→ Task prompt:
Write the material out again exactly as it stands.

→ Provided records:
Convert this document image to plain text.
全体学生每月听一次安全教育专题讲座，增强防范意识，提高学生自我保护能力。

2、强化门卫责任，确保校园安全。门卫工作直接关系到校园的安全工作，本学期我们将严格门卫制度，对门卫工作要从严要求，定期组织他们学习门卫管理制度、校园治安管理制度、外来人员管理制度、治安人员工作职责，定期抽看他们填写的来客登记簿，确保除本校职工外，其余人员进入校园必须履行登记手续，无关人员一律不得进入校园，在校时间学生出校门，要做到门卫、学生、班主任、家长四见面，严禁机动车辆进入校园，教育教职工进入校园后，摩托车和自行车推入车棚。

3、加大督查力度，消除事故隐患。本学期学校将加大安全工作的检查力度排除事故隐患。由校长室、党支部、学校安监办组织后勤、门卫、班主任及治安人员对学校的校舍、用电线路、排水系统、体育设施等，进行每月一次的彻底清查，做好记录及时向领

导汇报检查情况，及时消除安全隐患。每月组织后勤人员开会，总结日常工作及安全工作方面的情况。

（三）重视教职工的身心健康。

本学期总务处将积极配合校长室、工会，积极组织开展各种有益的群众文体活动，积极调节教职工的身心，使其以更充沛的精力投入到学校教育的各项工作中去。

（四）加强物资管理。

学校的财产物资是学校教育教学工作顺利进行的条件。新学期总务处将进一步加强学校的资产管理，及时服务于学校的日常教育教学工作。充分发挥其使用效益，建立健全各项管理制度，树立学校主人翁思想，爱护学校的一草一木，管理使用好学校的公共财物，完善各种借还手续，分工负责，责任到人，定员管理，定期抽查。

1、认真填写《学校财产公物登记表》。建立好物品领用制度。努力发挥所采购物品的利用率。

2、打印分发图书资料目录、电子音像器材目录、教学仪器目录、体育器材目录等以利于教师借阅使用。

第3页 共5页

→ Full output:
Convert this document image to plain text.
全体学生每月听一次安全教育专题讲座，增强防范意识，提高学生自我保护能力。

2、强化门卫责任，确保校园安全。门卫工作直接关系到校园的安全工作，本学期我们将严格门卫制度，对门卫工作要从严要求，定期组织他们学习门卫管理制度、校园治安管理制度、外来人员管理制度、治安人员工作职责，定期抽看他们填写的来客登记簿，确保除本校职工外，其余人员进入校园必须履行登记手续，无关人员一律不得进入校园，在校时间学生出校门，要做到门卫、学生、班主任、家长四见面，严禁机动车辆进入校园，教育教职工进入校园后，摩托车和自行车推入车棚。

3、加大督查力度，消除事故隐患。本学期学校将加大安全工作的检查力度排除事故隐患。由校长室、党支部、学校安监办组织后勤、门卫、班主任及治安人员对学校的校舍、用电线路、排水系统、体育设施等，进行每月一次的彻底清查，做好记录及时向领

导汇报检查情况，及时消除安全隐患。每月组织后勤人员开会，总结日常工作及安全工作方面的情况。

（三）重视教职工的身心健康。

本学期总务处将积极配合校长室、工会，积极组织开展各种有益的群众文体活动，积极调节教职工的身心，使其以更充沛的精力投入到学校教育的各项工作中去。

（四）加强物资管理。

学校的财产物资是学校教育教学工作顺利进行的条件。新学期总务处将进一步加强学校的资产管理，及时服务于学校的日常教育教学工作。充分发挥其使用效益，建立健全各项管理制度，树立学校主人翁思想，爱护学校的一草一木，管理使用好学校的公共财物，完善各种借还手续，分工负责，责任到人，定员管理，定期抽查。

1、认真填写《学校财产公物登记表》。建立好物品领用制度。努力发挥所采购物品的利用率。

2、打印分发图书资料目录、电子音像器材目录、教学仪器目录、体育器材目录等以利于教师借阅使用。

第3页 共5页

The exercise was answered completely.